_Data rows_:
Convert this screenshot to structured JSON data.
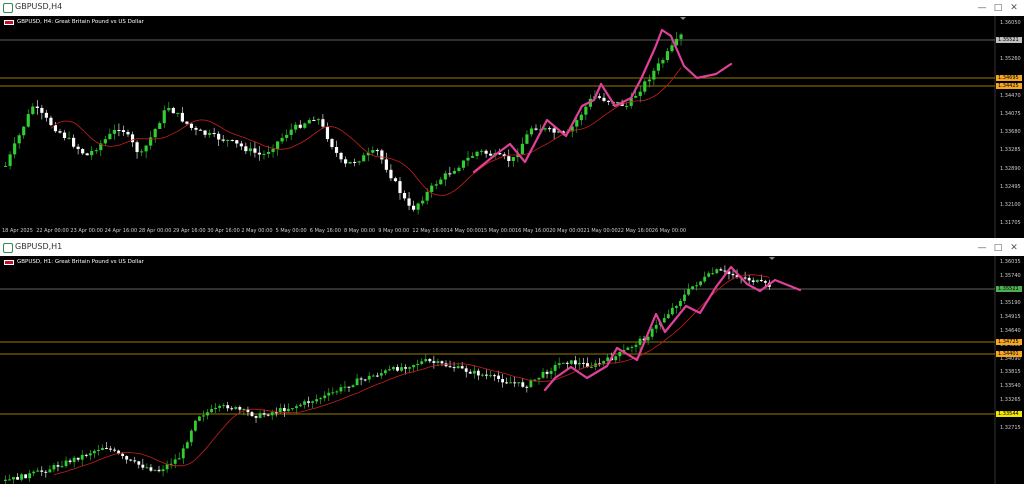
{
  "windows": [
    {
      "title": "GBPUSD,H4",
      "label": "GBPUSD, H4:  Great Britain Pound vs US Dollar",
      "price_labels": [
        "1.36050",
        "1.35655",
        "1.35260",
        "1.34865",
        "1.34470",
        "1.34075",
        "1.33680",
        "1.33285",
        "1.32890",
        "1.32495",
        "1.32100",
        "1.31705"
      ],
      "time_labels": [
        "18 Apr 2025",
        "22 Apr 00:00",
        "23 Apr 00:00",
        "24 Apr 16:00",
        "28 Apr 00:00",
        "29 Apr 16:00",
        "30 Apr 16:00",
        "2 May 00:00",
        "5 May 00:00",
        "6 May 16:00",
        "8 May 00:00",
        "9 May 00:00",
        "12 May 16:00",
        "14 May 00:00",
        "15 May 00:00",
        "16 May 16:00",
        "20 May 00:00",
        "21 May 00:00",
        "22 May 16:00",
        "26 May 00:00"
      ],
      "tags": [
        {
          "text": "1.35521",
          "bg": "#c0c0c0"
        },
        {
          "text": "1.34695",
          "bg": "#f5a623"
        },
        {
          "text": "1.34425",
          "bg": "#f5a623"
        }
      ]
    },
    {
      "title": "GBPUSD,H1",
      "label": "GBPUSD, H1:  Great Britain Pound vs US Dollar",
      "price_labels": [
        "1.36035",
        "1.35740",
        "1.35465",
        "1.35190",
        "1.34915",
        "1.34640",
        "1.34365",
        "1.34090",
        "1.33815",
        "1.33540",
        "1.33265",
        "1.32990",
        "1.32715"
      ],
      "tags": [
        {
          "text": "1.35521",
          "bg": "#4caf50"
        },
        {
          "text": "1.34725",
          "bg": "#f5a623"
        },
        {
          "text": "1.34401",
          "bg": "#f5a623"
        },
        {
          "text": "1.33544",
          "bg": "#f2e600"
        }
      ]
    }
  ],
  "colors": {
    "bull": "#32cd32",
    "bear": "#ffffff",
    "ma": "#c81e1e",
    "draw": "#e0409a",
    "hline": "#c8a000",
    "hline_gray": "#808080"
  },
  "icons": [
    "chart-icon",
    "minimize-icon",
    "maximize-icon",
    "close-icon"
  ]
}
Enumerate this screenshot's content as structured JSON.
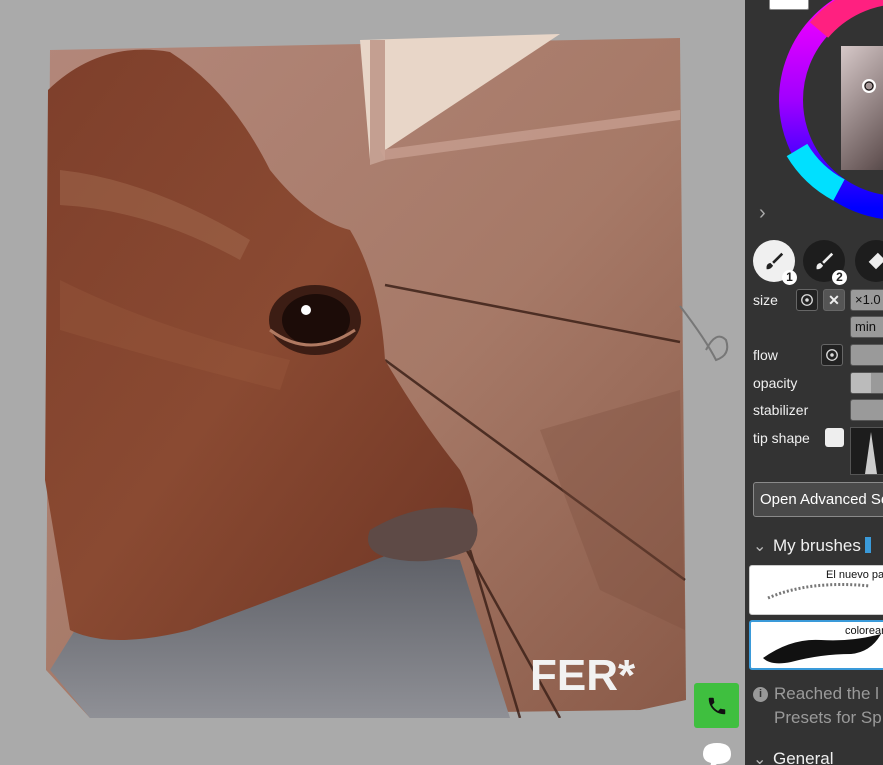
{
  "artwork": {
    "signature": "FER*"
  },
  "brush_panel": {
    "tools": [
      {
        "name": "brush-tool-1",
        "number": "1"
      },
      {
        "name": "brush-tool-2",
        "number": "2"
      },
      {
        "name": "eraser-tool"
      }
    ],
    "size": {
      "label": "size",
      "value": "×1.0",
      "min_label": "min"
    },
    "flow": {
      "label": "flow"
    },
    "opacity": {
      "label": "opacity"
    },
    "stabilizer": {
      "label": "stabilizer"
    },
    "tip_shape": {
      "label": "tip shape"
    },
    "open_advanced_label": "Open Advanced Se",
    "my_brushes": {
      "title": "My brushes",
      "brushes": [
        {
          "name": "El nuevo pa"
        },
        {
          "name": "colorear"
        }
      ]
    },
    "info_line1": "Reached the l",
    "info_line2": "Presets for Sp",
    "general_label": "General"
  },
  "colors": {
    "panel_bg": "#333333",
    "canvas_bg": "#aaaaaa",
    "call_button": "#3fbf3f",
    "selected_brush_border": "#3a9ad9"
  }
}
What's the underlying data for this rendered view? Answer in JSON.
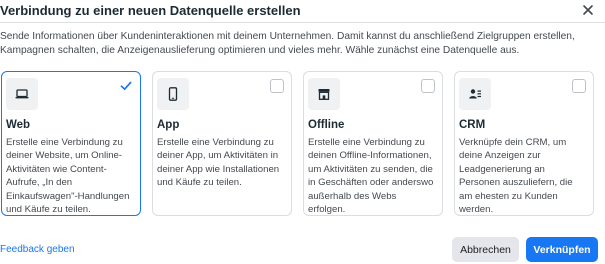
{
  "dialog": {
    "title": "Verbindung zu einer neuen Datenquelle erstellen",
    "description": "Sende Informationen über Kundeninteraktionen mit deinem Unternehmen. Damit kannst du anschließend Zielgruppen erstellen, Kampagnen schalten, die Anzeigenauslieferung optimieren und vieles mehr. Wähle zunächst eine Datenquelle aus."
  },
  "cards": [
    {
      "title": "Web",
      "icon": "laptop-icon",
      "selected": true,
      "description": "Erstelle eine Verbindung zu deiner Website, um Online-Aktivitäten wie Content-Aufrufe, „In den Einkaufswagen\"-Handlungen und Käufe zu teilen."
    },
    {
      "title": "App",
      "icon": "mobile-icon",
      "selected": false,
      "description": "Erstelle eine Verbindung zu deiner App, um Aktivitäten in deiner App wie Installationen und Käufe zu teilen."
    },
    {
      "title": "Offline",
      "icon": "store-icon",
      "selected": false,
      "description": "Erstelle eine Verbindung zu deinen Offline-Informationen, um Aktivitäten zu senden, die in Geschäften oder anderswo außerhalb des Webs erfolgen."
    },
    {
      "title": "CRM",
      "icon": "contacts-icon",
      "selected": false,
      "description": "Verknüpfe dein CRM, um deine Anzeigen zur Leadgenerierung an Personen auszuliefern, die am ehesten zu Kunden werden."
    }
  ],
  "footer": {
    "feedback_link": "Feedback geben",
    "cancel_label": "Abbrechen",
    "connect_label": "Verknüpfen"
  },
  "colors": {
    "accent": "#1877f2",
    "border": "#dadde1",
    "icon_bg": "#eff1f3"
  }
}
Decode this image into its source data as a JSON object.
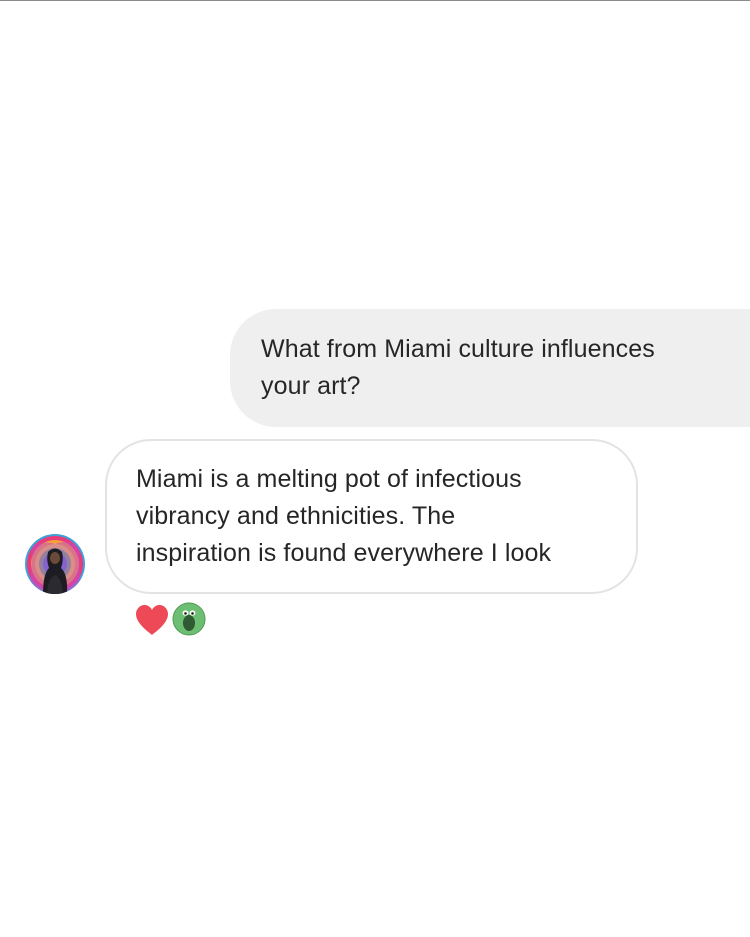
{
  "conversation": {
    "sent_message": {
      "lines": [
        "What from Miami culture influences",
        "your art?"
      ]
    },
    "received_message": {
      "lines": [
        "Miami is a melting pot of infectious",
        "vibrancy and ethnicities. The",
        "inspiration is found everywhere I look"
      ],
      "sender_avatar": "profile-photo-rainbow-ring",
      "reactions": [
        {
          "icon": "red-heart-icon",
          "color": "#ed4956"
        },
        {
          "icon": "green-monster-emoji-icon",
          "color": "#6cbf72"
        }
      ]
    }
  },
  "colors": {
    "sent_bubble": "#efefef",
    "received_border": "#e3e3e3",
    "text": "#262626",
    "heart": "#ed4956"
  }
}
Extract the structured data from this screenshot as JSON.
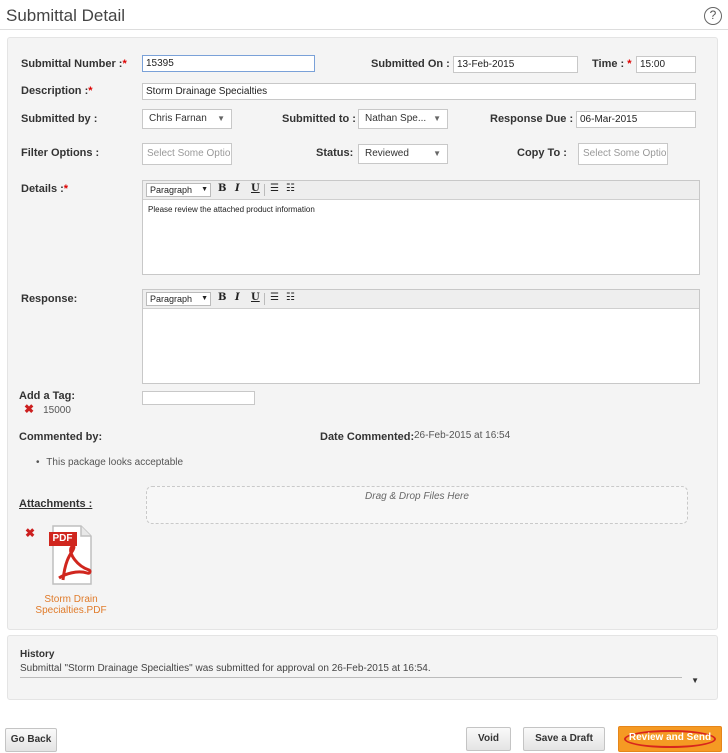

_Work required_: Retype all of the entries exactly as written, leaving out any images.

_Exercise answer_:
Convert this screenshot to structured JSON data.
{
  "windows": [
    {
      "title": "GBPUSD,H4",
      "label": "GBPUSD, H4:  Great Britain Pound vs US Dollar",
      "price_labels": [
        "1.36050",
        "1.35655",
        "1.35260",
        "1.34865",
        "1.34470",
        "1.34075",
        "1.33680",
        "1.33285",
        "1.32890",
        "1.32495",
        "1.32100",
        "1.31705"
      ],
      "time_labels": [
        "18 Apr 2025",
        "22 Apr 00:00",
        "23 Apr 00:00",
        "24 Apr 16:00",
        "28 Apr 00:00",
        "29 Apr 16:00",
        "30 Apr 16:00",
        "2 May 00:00",
        "5 May 00:00",
        "6 May 16:00",
        "8 May 00:00",
        "9 May 00:00",
        "12 May 16:00",
        "14 May 00:00",
        "15 May 00:00",
        "16 May 16:00",
        "20 May 00:00",
        "21 May 00:00",
        "22 May 16:00",
        "26 May 00:00"
      ],
      "tags": [
        {
          "text": "1.35521",
          "bg": "#c0c0c0"
        },
        {
          "text": "1.34695",
          "bg": "#f5a623"
        },
        {
          "text": "1.34425",
          "bg": "#f5a623"
        }
      ]
    },
    {
      "title": "GBPUSD,H1",
      "label": "GBPUSD, H1:  Great Britain Pound vs US Dollar",
      "price_labels": [
        "1.36035",
        "1.35740",
        "1.35465",
        "1.35190",
        "1.34915",
        "1.34640",
        "1.34365",
        "1.34090",
        "1.33815",
        "1.33540",
        "1.33265",
        "1.32990",
        "1.32715"
      ],
      "tags": [
        {
          "text": "1.35521",
          "bg": "#4caf50"
        },
        {
          "text": "1.34725",
          "bg": "#f5a623"
        },
        {
          "text": "1.34401",
          "bg": "#f5a623"
        },
        {
          "text": "1.33544",
          "bg": "#f2e600"
        }
      ]
    }
  ],
  "colors": {
    "bull": "#32cd32",
    "bear": "#ffffff",
    "ma": "#c81e1e",
    "draw": "#e0409a",
    "hline": "#c8a000",
    "hline_gray": "#808080"
  },
  "icons": [
    "chart-icon",
    "minimize-icon",
    "maximize-icon",
    "close-icon"
  ]
}
Enumerate this screenshot's content as structured JSON.
{
  "artwork": {
    "signature": "FER*"
  },
  "brush_panel": {
    "tools": [
      {
        "name": "brush-tool-1",
        "number": "1"
      },
      {
        "name": "brush-tool-2",
        "number": "2"
      },
      {
        "name": "eraser-tool"
      }
    ],
    "size": {
      "label": "size",
      "value": "×1.0",
      "min_label": "min"
    },
    "flow": {
      "label": "flow"
    },
    "opacity": {
      "label": "opacity"
    },
    "stabilizer": {
      "label": "stabilizer"
    },
    "tip_shape": {
      "label": "tip shape"
    },
    "open_advanced_label": "Open Advanced Se",
    "my_brushes": {
      "title": "My brushes",
      "brushes": [
        {
          "name": "El nuevo pa"
        },
        {
          "name": "colorear"
        }
      ]
    },
    "info_line1": "Reached the l",
    "info_line2": "Presets for Sp",
    "general_label": "General"
  },
  "colors": {
    "panel_bg": "#333333",
    "canvas_bg": "#aaaaaa",
    "call_button": "#3fbf3f",
    "selected_brush_border": "#3a9ad9"
  }
}
What's the underlying data for this rendered view? Answer in JSON.
{
  "dialog": {
    "title": "Verbindung zu einer neuen Datenquelle erstellen",
    "description": "Sende Informationen über Kundeninteraktionen mit deinem Unternehmen. Damit kannst du anschließend Zielgruppen erstellen, Kampagnen schalten, die Anzeigenauslieferung optimieren und vieles mehr. Wähle zunächst eine Datenquelle aus."
  },
  "cards": [
    {
      "title": "Web",
      "icon": "laptop-icon",
      "selected": true,
      "description": "Erstelle eine Verbindung zu deiner Website, um Online-Aktivitäten wie Content-Aufrufe, „In den Einkaufswagen\"-Handlungen und Käufe zu teilen."
    },
    {
      "title": "App",
      "icon": "mobile-icon",
      "selected": false,
      "description": "Erstelle eine Verbindung zu deiner App, um Aktivitäten in deiner App wie Installationen und Käufe zu teilen."
    },
    {
      "title": "Offline",
      "icon": "store-icon",
      "selected": false,
      "description": "Erstelle eine Verbindung zu deinen Offline-Informationen, um Aktivitäten zu senden, die in Geschäften oder anderswo außerhalb des Webs erfolgen."
    },
    {
      "title": "CRM",
      "icon": "contacts-icon",
      "selected": false,
      "description": "Verknüpfe dein CRM, um deine Anzeigen zur Leadgenerierung an Personen auszuliefern, die am ehesten zu Kunden werden."
    }
  ],
  "footer": {
    "feedback_link": "Feedback geben",
    "cancel_label": "Abbrechen",
    "connect_label": "Verknüpfen"
  },
  "colors": {
    "accent": "#1877f2",
    "border": "#dadde1",
    "icon_bg": "#eff1f3"
  }
}
Decode this image into its source data as a JSON object.
{
  "conversation": {
    "sent_message": {
      "lines": [
        "What from Miami culture influences",
        "your art?"
      ]
    },
    "received_message": {
      "lines": [
        "Miami is a melting pot of infectious",
        "vibrancy and ethnicities. The",
        "inspiration is found everywhere I look"
      ],
      "sender_avatar": "profile-photo-rainbow-ring",
      "reactions": [
        {
          "icon": "red-heart-icon",
          "color": "#ed4956"
        },
        {
          "icon": "green-monster-emoji-icon",
          "color": "#6cbf72"
        }
      ]
    }
  },
  "colors": {
    "sent_bubble": "#efefef",
    "received_border": "#e3e3e3",
    "text": "#262626",
    "heart": "#ed4956"
  }
}
Extract the structured data from this screenshot as JSON.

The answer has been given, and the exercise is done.